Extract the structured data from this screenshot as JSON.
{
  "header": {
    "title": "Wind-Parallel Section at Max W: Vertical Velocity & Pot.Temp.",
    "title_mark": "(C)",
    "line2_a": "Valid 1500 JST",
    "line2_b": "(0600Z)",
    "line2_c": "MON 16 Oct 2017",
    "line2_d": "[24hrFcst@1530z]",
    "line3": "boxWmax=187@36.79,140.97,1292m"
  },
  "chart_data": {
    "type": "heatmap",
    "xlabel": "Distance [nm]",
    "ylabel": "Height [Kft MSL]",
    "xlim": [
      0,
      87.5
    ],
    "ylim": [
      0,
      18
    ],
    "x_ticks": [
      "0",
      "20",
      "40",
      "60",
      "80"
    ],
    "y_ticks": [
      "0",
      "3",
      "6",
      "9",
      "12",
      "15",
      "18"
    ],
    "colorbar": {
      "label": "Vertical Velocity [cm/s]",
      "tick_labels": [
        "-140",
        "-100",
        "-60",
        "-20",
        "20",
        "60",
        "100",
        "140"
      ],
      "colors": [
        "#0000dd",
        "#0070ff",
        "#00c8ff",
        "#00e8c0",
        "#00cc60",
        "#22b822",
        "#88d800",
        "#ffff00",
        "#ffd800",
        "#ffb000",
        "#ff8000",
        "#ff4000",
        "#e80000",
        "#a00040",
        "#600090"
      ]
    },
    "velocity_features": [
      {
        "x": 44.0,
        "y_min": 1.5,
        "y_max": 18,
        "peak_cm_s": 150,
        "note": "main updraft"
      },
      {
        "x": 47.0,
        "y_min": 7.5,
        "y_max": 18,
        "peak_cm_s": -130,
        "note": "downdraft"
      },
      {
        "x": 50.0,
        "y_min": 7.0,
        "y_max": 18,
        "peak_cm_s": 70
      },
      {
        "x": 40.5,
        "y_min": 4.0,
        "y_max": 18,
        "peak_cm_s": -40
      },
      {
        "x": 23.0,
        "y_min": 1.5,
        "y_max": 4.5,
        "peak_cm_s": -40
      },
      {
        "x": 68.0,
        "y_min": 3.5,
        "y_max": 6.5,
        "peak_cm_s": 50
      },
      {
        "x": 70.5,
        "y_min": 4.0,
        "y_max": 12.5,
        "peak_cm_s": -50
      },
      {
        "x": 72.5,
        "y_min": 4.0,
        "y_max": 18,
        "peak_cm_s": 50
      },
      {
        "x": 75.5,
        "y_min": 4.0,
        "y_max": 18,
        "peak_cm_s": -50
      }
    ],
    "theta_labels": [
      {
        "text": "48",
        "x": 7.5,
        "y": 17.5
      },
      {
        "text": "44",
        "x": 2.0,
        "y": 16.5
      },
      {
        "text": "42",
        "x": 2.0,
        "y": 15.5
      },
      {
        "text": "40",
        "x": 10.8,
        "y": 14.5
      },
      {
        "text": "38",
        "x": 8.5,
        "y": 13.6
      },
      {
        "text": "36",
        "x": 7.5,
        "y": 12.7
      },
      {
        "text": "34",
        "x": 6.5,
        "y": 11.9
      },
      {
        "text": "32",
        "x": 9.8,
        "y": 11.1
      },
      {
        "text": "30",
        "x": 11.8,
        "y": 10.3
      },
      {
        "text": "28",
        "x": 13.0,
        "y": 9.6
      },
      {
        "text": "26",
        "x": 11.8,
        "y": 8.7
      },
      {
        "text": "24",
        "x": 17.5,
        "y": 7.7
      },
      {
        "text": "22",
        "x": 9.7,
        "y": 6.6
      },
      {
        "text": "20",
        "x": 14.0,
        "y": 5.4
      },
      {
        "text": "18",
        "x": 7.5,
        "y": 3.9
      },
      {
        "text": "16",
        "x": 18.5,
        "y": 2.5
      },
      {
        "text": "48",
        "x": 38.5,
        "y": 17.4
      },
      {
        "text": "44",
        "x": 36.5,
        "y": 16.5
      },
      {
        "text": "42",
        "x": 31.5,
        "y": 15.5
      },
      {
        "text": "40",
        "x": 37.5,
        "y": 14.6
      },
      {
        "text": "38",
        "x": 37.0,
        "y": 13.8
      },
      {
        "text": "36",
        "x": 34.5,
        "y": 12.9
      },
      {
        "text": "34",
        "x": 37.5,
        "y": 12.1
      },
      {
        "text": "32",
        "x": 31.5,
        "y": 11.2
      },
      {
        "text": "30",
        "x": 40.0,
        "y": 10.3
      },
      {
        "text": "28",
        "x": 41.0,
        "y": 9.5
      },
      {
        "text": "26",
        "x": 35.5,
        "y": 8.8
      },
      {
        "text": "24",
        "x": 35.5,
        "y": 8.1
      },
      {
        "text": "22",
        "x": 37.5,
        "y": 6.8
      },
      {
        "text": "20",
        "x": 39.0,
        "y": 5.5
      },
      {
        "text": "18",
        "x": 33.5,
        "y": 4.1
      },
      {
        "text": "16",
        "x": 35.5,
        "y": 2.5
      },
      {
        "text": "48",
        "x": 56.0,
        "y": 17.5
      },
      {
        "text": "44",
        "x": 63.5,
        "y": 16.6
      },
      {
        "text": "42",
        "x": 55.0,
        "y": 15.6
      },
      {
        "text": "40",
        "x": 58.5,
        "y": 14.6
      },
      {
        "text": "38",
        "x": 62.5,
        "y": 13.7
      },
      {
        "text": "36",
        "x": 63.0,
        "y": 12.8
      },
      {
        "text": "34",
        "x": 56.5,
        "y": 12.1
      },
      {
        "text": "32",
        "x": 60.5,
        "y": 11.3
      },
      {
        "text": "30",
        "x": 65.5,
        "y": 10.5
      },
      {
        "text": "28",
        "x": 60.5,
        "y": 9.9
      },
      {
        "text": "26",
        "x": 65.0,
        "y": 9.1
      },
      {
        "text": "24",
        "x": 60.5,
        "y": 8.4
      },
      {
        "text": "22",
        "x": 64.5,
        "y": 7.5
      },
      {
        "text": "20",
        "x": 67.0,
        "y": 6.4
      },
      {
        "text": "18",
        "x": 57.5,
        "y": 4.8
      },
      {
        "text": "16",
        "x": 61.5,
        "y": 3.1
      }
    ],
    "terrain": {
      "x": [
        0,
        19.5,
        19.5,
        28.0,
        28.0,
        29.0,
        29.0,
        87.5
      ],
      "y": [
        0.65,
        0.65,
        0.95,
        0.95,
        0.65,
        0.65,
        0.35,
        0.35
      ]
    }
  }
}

Exercise details >> Write every line of the material above again, exactly.

Completed exercise >>
Extract the structured data from this screenshot as JSON.
{
  "header": {
    "title": "Wind-Parallel Section at Max W: Vertical Velocity & Pot.Temp.",
    "title_mark": "(C)",
    "line2_a": "Valid 1500 JST",
    "line2_b": "(0600Z)",
    "line2_c": "MON 16 Oct 2017",
    "line2_d": "[24hrFcst@1530z]",
    "line3": "boxWmax=187@36.79,140.97,1292m"
  },
  "chart_data": {
    "type": "heatmap",
    "xlabel": "Distance [nm]",
    "ylabel": "Height [Kft MSL]",
    "xlim": [
      0,
      87.5
    ],
    "ylim": [
      0,
      18
    ],
    "x_ticks": [
      "0",
      "20",
      "40",
      "60",
      "80"
    ],
    "y_ticks": [
      "0",
      "3",
      "6",
      "9",
      "12",
      "15",
      "18"
    ],
    "colorbar": {
      "label": "Vertical Velocity [cm/s]",
      "tick_labels": [
        "-140",
        "-100",
        "-60",
        "-20",
        "20",
        "60",
        "100",
        "140"
      ],
      "colors": [
        "#0000dd",
        "#0070ff",
        "#00c8ff",
        "#00e8c0",
        "#00cc60",
        "#22b822",
        "#88d800",
        "#ffff00",
        "#ffd800",
        "#ffb000",
        "#ff8000",
        "#ff4000",
        "#e80000",
        "#a00040",
        "#600090"
      ]
    },
    "velocity_features": [
      {
        "x": 44.0,
        "y_min": 1.5,
        "y_max": 18,
        "peak_cm_s": 150,
        "note": "main updraft"
      },
      {
        "x": 47.0,
        "y_min": 7.5,
        "y_max": 18,
        "peak_cm_s": -130,
        "note": "downdraft"
      },
      {
        "x": 50.0,
        "y_min": 7.0,
        "y_max": 18,
        "peak_cm_s": 70
      },
      {
        "x": 40.5,
        "y_min": 4.0,
        "y_max": 18,
        "peak_cm_s": -40
      },
      {
        "x": 23.0,
        "y_min": 1.5,
        "y_max": 4.5,
        "peak_cm_s": -40
      },
      {
        "x": 68.0,
        "y_min": 3.5,
        "y_max": 6.5,
        "peak_cm_s": 50
      },
      {
        "x": 70.5,
        "y_min": 4.0,
        "y_max": 12.5,
        "peak_cm_s": -50
      },
      {
        "x": 72.5,
        "y_min": 4.0,
        "y_max": 18,
        "peak_cm_s": 50
      },
      {
        "x": 75.5,
        "y_min": 4.0,
        "y_max": 18,
        "peak_cm_s": -50
      }
    ],
    "theta_labels": [
      {
        "text": "48",
        "x": 7.5,
        "y": 17.5
      },
      {
        "text": "44",
        "x": 2.0,
        "y": 16.5
      },
      {
        "text": "42",
        "x": 2.0,
        "y": 15.5
      },
      {
        "text": "40",
        "x": 10.8,
        "y": 14.5
      },
      {
        "text": "38",
        "x": 8.5,
        "y": 13.6
      },
      {
        "text": "36",
        "x": 7.5,
        "y": 12.7
      },
      {
        "text": "34",
        "x": 6.5,
        "y": 11.9
      },
      {
        "text": "32",
        "x": 9.8,
        "y": 11.1
      },
      {
        "text": "30",
        "x": 11.8,
        "y": 10.3
      },
      {
        "text": "28",
        "x": 13.0,
        "y": 9.6
      },
      {
        "text": "26",
        "x": 11.8,
        "y": 8.7
      },
      {
        "text": "24",
        "x": 17.5,
        "y": 7.7
      },
      {
        "text": "22",
        "x": 9.7,
        "y": 6.6
      },
      {
        "text": "20",
        "x": 14.0,
        "y": 5.4
      },
      {
        "text": "18",
        "x": 7.5,
        "y": 3.9
      },
      {
        "text": "16",
        "x": 18.5,
        "y": 2.5
      },
      {
        "text": "48",
        "x": 38.5,
        "y": 17.4
      },
      {
        "text": "44",
        "x": 36.5,
        "y": 16.5
      },
      {
        "text": "42",
        "x": 31.5,
        "y": 15.5
      },
      {
        "text": "40",
        "x": 37.5,
        "y": 14.6
      },
      {
        "text": "38",
        "x": 37.0,
        "y": 13.8
      },
      {
        "text": "36",
        "x": 34.5,
        "y": 12.9
      },
      {
        "text": "34",
        "x": 37.5,
        "y": 12.1
      },
      {
        "text": "32",
        "x": 31.5,
        "y": 11.2
      },
      {
        "text": "30",
        "x": 40.0,
        "y": 10.3
      },
      {
        "text": "28",
        "x": 41.0,
        "y": 9.5
      },
      {
        "text": "26",
        "x": 35.5,
        "y": 8.8
      },
      {
        "text": "24",
        "x": 35.5,
        "y": 8.1
      },
      {
        "text": "22",
        "x": 37.5,
        "y": 6.8
      },
      {
        "text": "20",
        "x": 39.0,
        "y": 5.5
      },
      {
        "text": "18",
        "x": 33.5,
        "y": 4.1
      },
      {
        "text": "16",
        "x": 35.5,
        "y": 2.5
      },
      {
        "text": "48",
        "x": 56.0,
        "y": 17.5
      },
      {
        "text": "44",
        "x": 63.5,
        "y": 16.6
      },
      {
        "text": "42",
        "x": 55.0,
        "y": 15.6
      },
      {
        "text": "40",
        "x": 58.5,
        "y": 14.6
      },
      {
        "text": "38",
        "x": 62.5,
        "y": 13.7
      },
      {
        "text": "36",
        "x": 63.0,
        "y": 12.8
      },
      {
        "text": "34",
        "x": 56.5,
        "y": 12.1
      },
      {
        "text": "32",
        "x": 60.5,
        "y": 11.3
      },
      {
        "text": "30",
        "x": 65.5,
        "y": 10.5
      },
      {
        "text": "28",
        "x": 60.5,
        "y": 9.9
      },
      {
        "text": "26",
        "x": 65.0,
        "y": 9.1
      },
      {
        "text": "24",
        "x": 60.5,
        "y": 8.4
      },
      {
        "text": "22",
        "x": 64.5,
        "y": 7.5
      },
      {
        "text": "20",
        "x": 67.0,
        "y": 6.4
      },
      {
        "text": "18",
        "x": 57.5,
        "y": 4.8
      },
      {
        "text": "16",
        "x": 61.5,
        "y": 3.1
      }
    ],
    "terrain": {
      "x": [
        0,
        19.5,
        19.5,
        28.0,
        28.0,
        29.0,
        29.0,
        87.5
      ],
      "y": [
        0.65,
        0.65,
        0.95,
        0.95,
        0.65,
        0.65,
        0.35,
        0.35
      ]
    }
  }
}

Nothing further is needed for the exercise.